Saved entries
————————

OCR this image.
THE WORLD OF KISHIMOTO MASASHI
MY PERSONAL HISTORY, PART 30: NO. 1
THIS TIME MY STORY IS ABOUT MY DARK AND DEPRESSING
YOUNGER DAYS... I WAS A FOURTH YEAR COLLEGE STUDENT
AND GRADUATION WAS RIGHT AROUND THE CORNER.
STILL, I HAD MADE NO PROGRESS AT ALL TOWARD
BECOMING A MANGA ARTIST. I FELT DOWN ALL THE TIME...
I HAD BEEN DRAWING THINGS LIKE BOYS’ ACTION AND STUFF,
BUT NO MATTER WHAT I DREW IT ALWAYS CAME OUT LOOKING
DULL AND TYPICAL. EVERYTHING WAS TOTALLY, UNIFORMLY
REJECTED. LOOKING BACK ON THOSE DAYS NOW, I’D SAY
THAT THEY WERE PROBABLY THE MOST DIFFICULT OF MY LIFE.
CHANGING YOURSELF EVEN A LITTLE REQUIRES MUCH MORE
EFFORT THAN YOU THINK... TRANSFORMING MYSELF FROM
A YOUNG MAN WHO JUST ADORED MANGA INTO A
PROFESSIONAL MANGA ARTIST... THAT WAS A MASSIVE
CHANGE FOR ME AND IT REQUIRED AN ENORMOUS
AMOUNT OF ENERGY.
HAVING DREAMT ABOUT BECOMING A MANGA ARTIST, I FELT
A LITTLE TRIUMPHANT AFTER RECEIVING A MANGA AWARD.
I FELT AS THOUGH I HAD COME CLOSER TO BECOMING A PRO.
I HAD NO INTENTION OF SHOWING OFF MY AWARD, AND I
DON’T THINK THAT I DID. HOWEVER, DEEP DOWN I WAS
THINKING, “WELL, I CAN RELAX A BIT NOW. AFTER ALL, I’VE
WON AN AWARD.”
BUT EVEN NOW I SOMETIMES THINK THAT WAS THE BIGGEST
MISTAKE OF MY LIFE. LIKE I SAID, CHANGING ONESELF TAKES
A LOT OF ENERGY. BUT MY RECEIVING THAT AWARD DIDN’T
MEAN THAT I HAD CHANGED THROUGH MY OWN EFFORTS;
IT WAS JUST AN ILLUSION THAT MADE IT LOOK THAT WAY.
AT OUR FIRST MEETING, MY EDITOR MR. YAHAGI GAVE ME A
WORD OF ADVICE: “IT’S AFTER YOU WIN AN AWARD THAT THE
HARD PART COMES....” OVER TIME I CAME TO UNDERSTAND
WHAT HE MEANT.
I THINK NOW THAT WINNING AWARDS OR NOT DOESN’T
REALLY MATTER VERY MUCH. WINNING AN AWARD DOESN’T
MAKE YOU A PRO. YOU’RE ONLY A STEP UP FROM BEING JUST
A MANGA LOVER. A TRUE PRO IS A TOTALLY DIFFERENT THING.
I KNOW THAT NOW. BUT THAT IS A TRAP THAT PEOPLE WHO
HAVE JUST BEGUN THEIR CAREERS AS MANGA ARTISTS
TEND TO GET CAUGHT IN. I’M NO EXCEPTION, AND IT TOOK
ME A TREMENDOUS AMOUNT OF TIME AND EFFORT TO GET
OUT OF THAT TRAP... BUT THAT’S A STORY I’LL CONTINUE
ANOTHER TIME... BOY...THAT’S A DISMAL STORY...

————————

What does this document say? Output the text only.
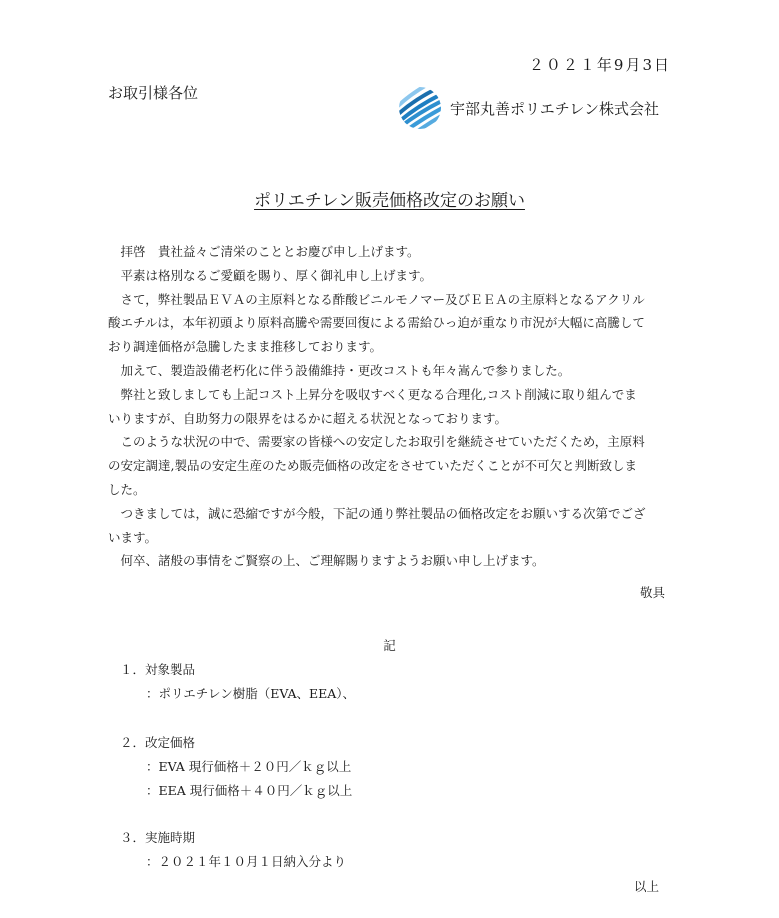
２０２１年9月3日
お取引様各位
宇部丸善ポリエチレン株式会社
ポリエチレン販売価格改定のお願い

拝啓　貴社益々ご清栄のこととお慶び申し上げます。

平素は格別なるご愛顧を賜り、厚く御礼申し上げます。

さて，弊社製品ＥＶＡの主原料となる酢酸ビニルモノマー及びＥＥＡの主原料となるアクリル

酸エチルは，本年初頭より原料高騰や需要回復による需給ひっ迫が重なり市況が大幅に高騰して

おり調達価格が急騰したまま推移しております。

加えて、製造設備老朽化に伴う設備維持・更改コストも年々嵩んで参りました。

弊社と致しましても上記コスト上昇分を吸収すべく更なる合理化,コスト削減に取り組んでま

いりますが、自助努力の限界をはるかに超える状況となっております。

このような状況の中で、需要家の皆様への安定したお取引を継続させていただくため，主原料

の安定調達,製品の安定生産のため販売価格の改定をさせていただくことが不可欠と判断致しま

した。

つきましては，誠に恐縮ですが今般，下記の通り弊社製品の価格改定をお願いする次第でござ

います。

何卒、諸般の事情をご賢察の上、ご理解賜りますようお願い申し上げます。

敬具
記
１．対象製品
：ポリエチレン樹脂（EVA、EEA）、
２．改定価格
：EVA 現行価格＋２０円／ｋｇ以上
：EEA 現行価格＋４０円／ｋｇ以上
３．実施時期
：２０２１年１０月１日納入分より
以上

————————

• [Task brief]: Copy out every line in the listing where the word "DAYS" appears.

• [Output of the task]:
YOUNGER DAYS... I WAS A FOURTH YEAR COLLEGE STUDENT
REJECTED. LOOKING BACK ON THOSE DAYS NOW, I’D SAY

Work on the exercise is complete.